------ Given information

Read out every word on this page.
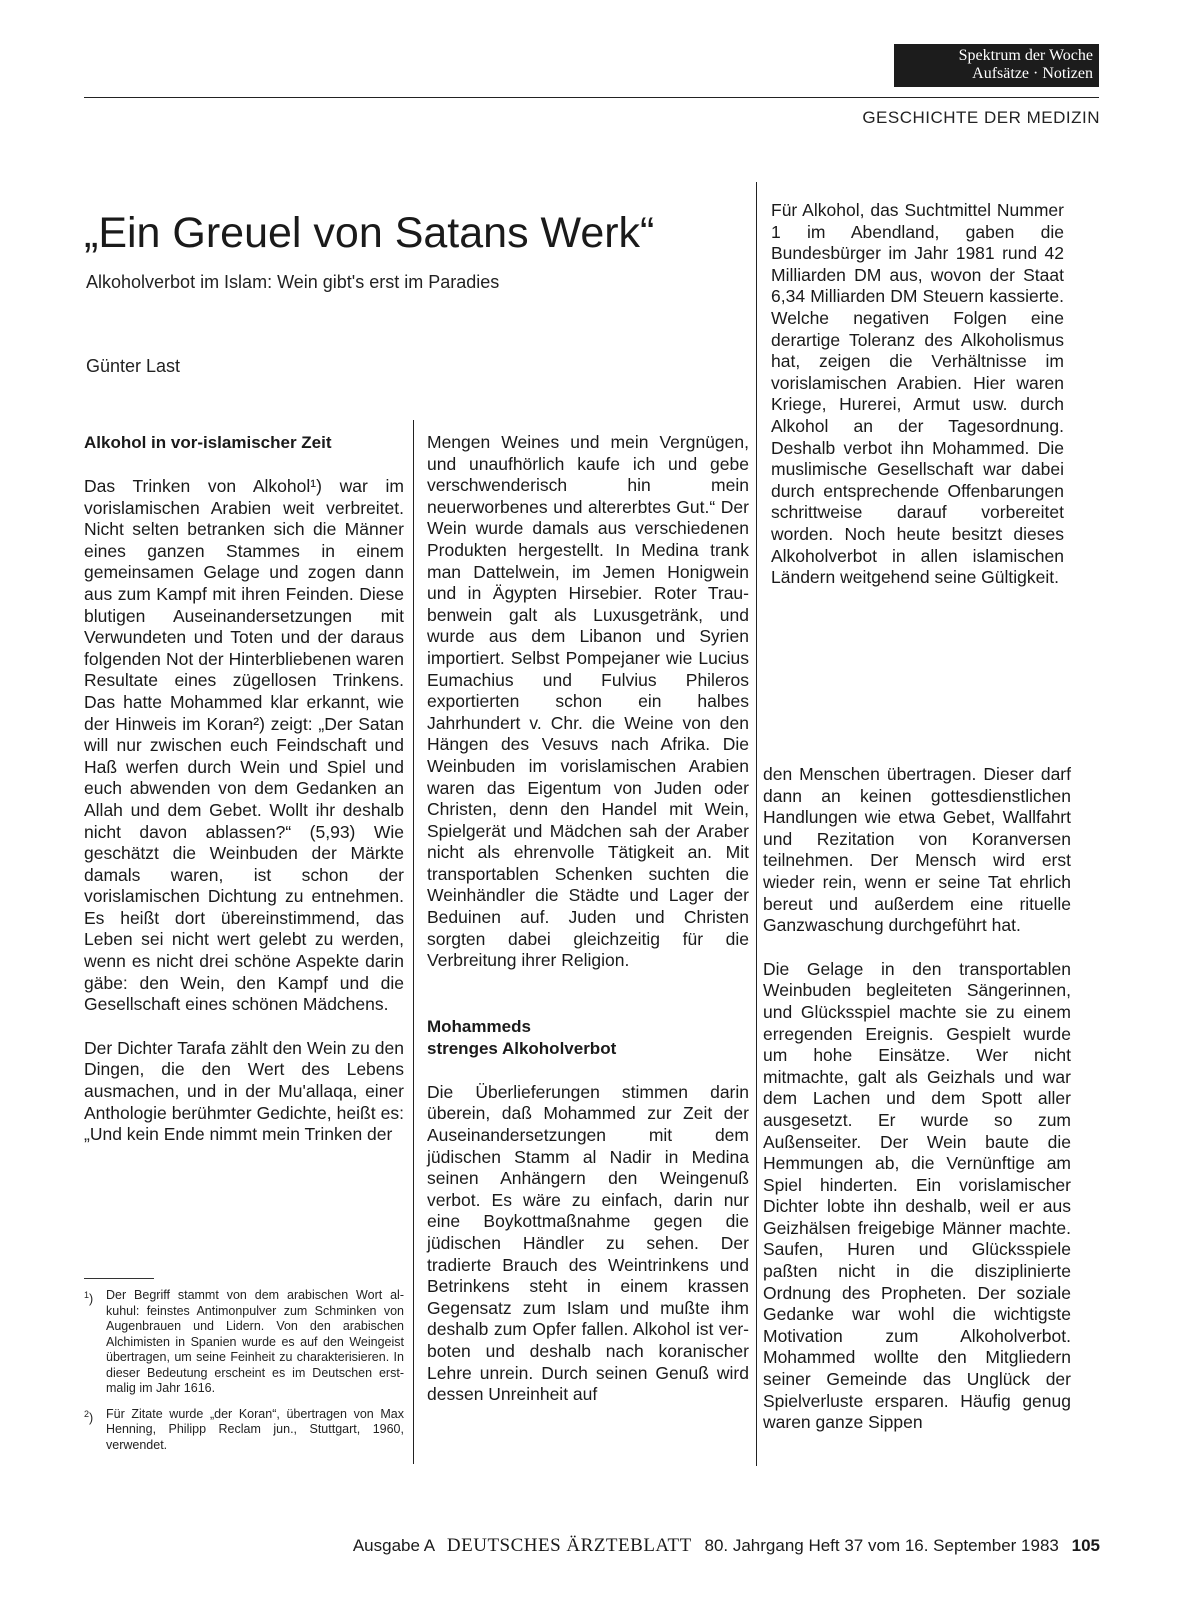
Spektrum der Woche
Aufsätze · Notizen
GESCHICHTE DER MEDIZIN
„Ein Greuel von Satans Werk“
Alkoholverbot im Islam: Wein gibt's erst im Paradies
Günter Last
Alkohol in vor-islamischer Zeit

Das Trinken von Alkohol¹) war im vorislamischen Arabien weit verbreitet. Nicht selten betranken sich die Männer eines ganzen Stammes in einem gemeinsamen Gelage und zogen dann aus zum Kampf mit ihren Feinden. Diese blutigen Auseinandersetzungen mit Verwundeten und Toten und der daraus folgenden Not der Hinterbliebenen waren Resultate eines zügellosen Trinkens. Das hatte Mohammed klar erkannt, wie der Hinweis im Koran²) zeigt: „Der Satan will nur zwischen euch Feindschaft und Haß werfen durch Wein und Spiel und euch abwenden von dem Gedanken an Allah und dem Gebet. Wollt ihr deshalb nicht davon ablassen?“ (5,93) Wie geschätzt die Weinbuden der Märkte damals waren, ist schon der vorislamischen Dichtung zu entnehmen. Es heißt dort übereinstimmend, das Leben sei nicht wert gelebt zu werden, wenn es nicht drei schöne Aspekte darin gäbe: den Wein, den Kampf und die Gesellschaft eines schönen Mädchens.

Der Dichter Tarafa zählt den Wein zu den Dingen, die den Wert des Lebens ausmachen, und in der Mu'allaqa, einer Anthologie berühmter Gedichte, heißt es: „Und kein Ende nimmt mein Trinken der

Mengen Weines und mein Vergnügen, und unaufhörlich kaufe ich und gebe verschwenderisch hin mein neuerworbenes und altererbtes Gut.“ Der Wein wurde damals aus verschiedenen Produkten hergestellt. In Medina trank man Dattelwein, im Jemen Honigwein und in Ägypten Hirsebier. Roter Traubenwein galt als Luxusgetränk, und wurde aus dem Libanon und Syrien importiert. Selbst Pompejaner wie Lucius Eumachius und Fulvius Phileros exportierten schon ein halbes Jahrhundert v. Chr. die Weine von den Hängen des Vesuvs nach Afrika. Die Weinbuden im vorislamischen Arabien waren das Eigentum von Juden oder Christen, denn den Handel mit Wein, Spielgerät und Mädchen sah der Araber nicht als ehrenvolle Tätigkeit an. Mit transportablen Schenken suchten die Weinhändler die Städte und Lager der Beduinen auf. Juden und Christen sorgten dabei gleichzeitig für die Verbreitung ihrer Religion.

Mohammeds
strenges Alkoholverbot

Die Überlieferungen stimmen darin überein, daß Mohammed zur Zeit der Auseinandersetzungen mit dem jüdischen Stamm al Nadir in Medina seinen Anhängern den Weingenuß verbot. Es wäre zu einfach, darin nur eine Boykottmaßnahme gegen die jüdischen Händler zu sehen. Der tradierte Brauch des Weintrinkens und Betrinkens steht in einem krassen Gegensatz zum Islam und mußte ihm deshalb zum Opfer fallen. Alkohol ist verboten und deshalb nach koranischer Lehre unrein. Durch seinen Genuß wird dessen Unreinheit auf

Für Alkohol, das Suchtmittel Nummer 1 im Abendland, gaben die Bundesbürger im Jahr 1981 rund 42 Milliarden DM aus, wovon der Staat 6,34 Milliarden DM Steuern kassierte. Welche negativen Folgen eine derartige Toleranz des Alkoholismus hat, zeigen die Verhältnisse im vorislamischen Arabien. Hier waren Kriege, Hurerei, Armut usw. durch Alkohol an der Tagesordnung. Deshalb verbot ihn Mohammed. Die muslimische Gesellschaft war dabei durch entsprechende Offenbarungen schrittweise darauf vorbereitet worden. Noch heute besitzt dieses Alkoholverbot in allen islamischen Ländern weitgehend seine Gültigkeit.

den Menschen übertragen. Dieser darf dann an keinen gottesdienstlichen Handlungen wie etwa Gebet, Wallfahrt und Rezitation von Koranversen teilnehmen. Der Mensch wird erst wieder rein, wenn er seine Tat ehrlich bereut und außerdem eine rituelle Ganzwaschung durchgeführt hat.

Die Gelage in den transportablen Weinbuden begleiteten Sängerinnen, und Glücksspiel machte sie zu einem erregenden Ereignis. Gespielt wurde um hohe Einsätze. Wer nicht mitmachte, galt als Geizhals und war dem Lachen und dem Spott aller ausgesetzt. Er wurde so zum Außenseiter. Der Wein baute die Hemmungen ab, die Vernünftige am Spiel hinderten. Ein vorislamischer Dichter lobte ihn deshalb, weil er aus Geizhälsen freigebige Männer machte. Saufen, Huren und Glücksspiele paßten nicht in die disziplinierte Ordnung des Propheten. Der soziale Gedanke war wohl die wichtigste Motivation zum Alkoholverbot. Mohammed wollte den Mitgliedern seiner Gemeinde das Unglück der Spielverluste ersparen. Häufig genug waren ganze Sippen

$^1$)	Der Begriff stammt von dem arabischen Wort al-kuhul: feinstes Antimonpulver zum Schminken von Augenbrauen und Lidern. Von den arabischen Alchimisten in Spanien wurde es auf den Weingeist übertragen, um seine Feinheit zu charakterisieren. In dieser Bedeutung erscheint es im Deutschen erstmalig im Jahr 1616.
$^2$)	Für Zitate wurde „der Koran“, übertragen von Max Henning, Philipp Reclam jun., Stuttgart, 1960, verwendet.
Ausgabe A DEUTSCHES ÄRZTEBLATT 80. Jahrgang Heft 37 vom 16. September 1983 105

------------

**Given request**. Leave out the pictures and copy the rest of the material above exactly.

**Written response**.
Read out every word on this page.
Spektrum der Woche
Aufsätze · Notizen
GESCHICHTE DER MEDIZIN
„Ein Greuel von Satans Werk“
Alkoholverbot im Islam: Wein gibt's erst im Paradies
Günter Last
Alkohol in vor-islamischer Zeit

Das Trinken von Alkohol¹) war im vorislamischen Arabien weit verbreitet. Nicht selten betranken sich die Männer eines ganzen Stammes in einem gemeinsamen Gelage und zogen dann aus zum Kampf mit ihren Feinden. Diese blutigen Auseinandersetzungen mit Verwundeten und Toten und der daraus folgenden Not der Hinterbliebenen waren Resultate eines zügellosen Trinkens. Das hatte Mohammed klar erkannt, wie der Hinweis im Koran²) zeigt: „Der Satan will nur zwischen euch Feindschaft und Haß werfen durch Wein und Spiel und euch abwenden von dem Gedanken an Allah und dem Gebet. Wollt ihr deshalb nicht davon ablassen?“ (5,93) Wie geschätzt die Weinbuden der Märkte damals waren, ist schon der vorislamischen Dichtung zu entnehmen. Es heißt dort übereinstimmend, das Leben sei nicht wert gelebt zu werden, wenn es nicht drei schöne Aspekte darin gäbe: den Wein, den Kampf und die Gesellschaft eines schönen Mädchens.

Der Dichter Tarafa zählt den Wein zu den Dingen, die den Wert des Lebens ausmachen, und in der Mu'allaqa, einer Anthologie berühmter Gedichte, heißt es: „Und kein Ende nimmt mein Trinken der

Mengen Weines und mein Vergnügen, und unaufhörlich kaufe ich und gebe verschwenderisch hin mein neuerworbenes und altererbtes Gut.“ Der Wein wurde damals aus verschiedenen Produkten hergestellt. In Medina trank man Dattelwein, im Jemen Honigwein und in Ägypten Hirsebier. Roter Traubenwein galt als Luxusgetränk, und wurde aus dem Libanon und Syrien importiert. Selbst Pompejaner wie Lucius Eumachius und Fulvius Phileros exportierten schon ein halbes Jahrhundert v. Chr. die Weine von den Hängen des Vesuvs nach Afrika. Die Weinbuden im vorislamischen Arabien waren das Eigentum von Juden oder Christen, denn den Handel mit Wein, Spielgerät und Mädchen sah der Araber nicht als ehrenvolle Tätigkeit an. Mit transportablen Schenken suchten die Weinhändler die Städte und Lager der Beduinen auf. Juden und Christen sorgten dabei gleichzeitig für die Verbreitung ihrer Religion.

Mohammeds
strenges Alkoholverbot

Die Überlieferungen stimmen darin überein, daß Mohammed zur Zeit der Auseinandersetzungen mit dem jüdischen Stamm al Nadir in Medina seinen Anhängern den Weingenuß verbot. Es wäre zu einfach, darin nur eine Boykottmaßnahme gegen die jüdischen Händler zu sehen. Der tradierte Brauch des Weintrinkens und Betrinkens steht in einem krassen Gegensatz zum Islam und mußte ihm deshalb zum Opfer fallen. Alkohol ist verboten und deshalb nach koranischer Lehre unrein. Durch seinen Genuß wird dessen Unreinheit auf

Für Alkohol, das Suchtmittel Nummer 1 im Abendland, gaben die Bundesbürger im Jahr 1981 rund 42 Milliarden DM aus, wovon der Staat 6,34 Milliarden DM Steuern kassierte. Welche negativen Folgen eine derartige Toleranz des Alkoholismus hat, zeigen die Verhältnisse im vorislamischen Arabien. Hier waren Kriege, Hurerei, Armut usw. durch Alkohol an der Tagesordnung. Deshalb verbot ihn Mohammed. Die muslimische Gesellschaft war dabei durch entsprechende Offenbarungen schrittweise darauf vorbereitet worden. Noch heute besitzt dieses Alkoholverbot in allen islamischen Ländern weitgehend seine Gültigkeit.

den Menschen übertragen. Dieser darf dann an keinen gottesdienstlichen Handlungen wie etwa Gebet, Wallfahrt und Rezitation von Koranversen teilnehmen. Der Mensch wird erst wieder rein, wenn er seine Tat ehrlich bereut und außerdem eine rituelle Ganzwaschung durchgeführt hat.

Die Gelage in den transportablen Weinbuden begleiteten Sängerinnen, und Glücksspiel machte sie zu einem erregenden Ereignis. Gespielt wurde um hohe Einsätze. Wer nicht mitmachte, galt als Geizhals und war dem Lachen und dem Spott aller ausgesetzt. Er wurde so zum Außenseiter. Der Wein baute die Hemmungen ab, die Vernünftige am Spiel hinderten. Ein vorislamischer Dichter lobte ihn deshalb, weil er aus Geizhälsen freigebige Männer machte. Saufen, Huren und Glücksspiele paßten nicht in die disziplinierte Ordnung des Propheten. Der soziale Gedanke war wohl die wichtigste Motivation zum Alkoholverbot. Mohammed wollte den Mitgliedern seiner Gemeinde das Unglück der Spielverluste ersparen. Häufig genug waren ganze Sippen

$^1$)	Der Begriff stammt von dem arabischen Wort al-kuhul: feinstes Antimonpulver zum Schminken von Augenbrauen und Lidern. Von den arabischen Alchimisten in Spanien wurde es auf den Weingeist übertragen, um seine Feinheit zu charakterisieren. In dieser Bedeutung erscheint es im Deutschen erstmalig im Jahr 1616.
$^2$)	Für Zitate wurde „der Koran“, übertragen von Max Henning, Philipp Reclam jun., Stuttgart, 1960, verwendet.
Ausgabe A DEUTSCHES ÄRZTEBLATT 80. Jahrgang Heft 37 vom 16. September 1983 105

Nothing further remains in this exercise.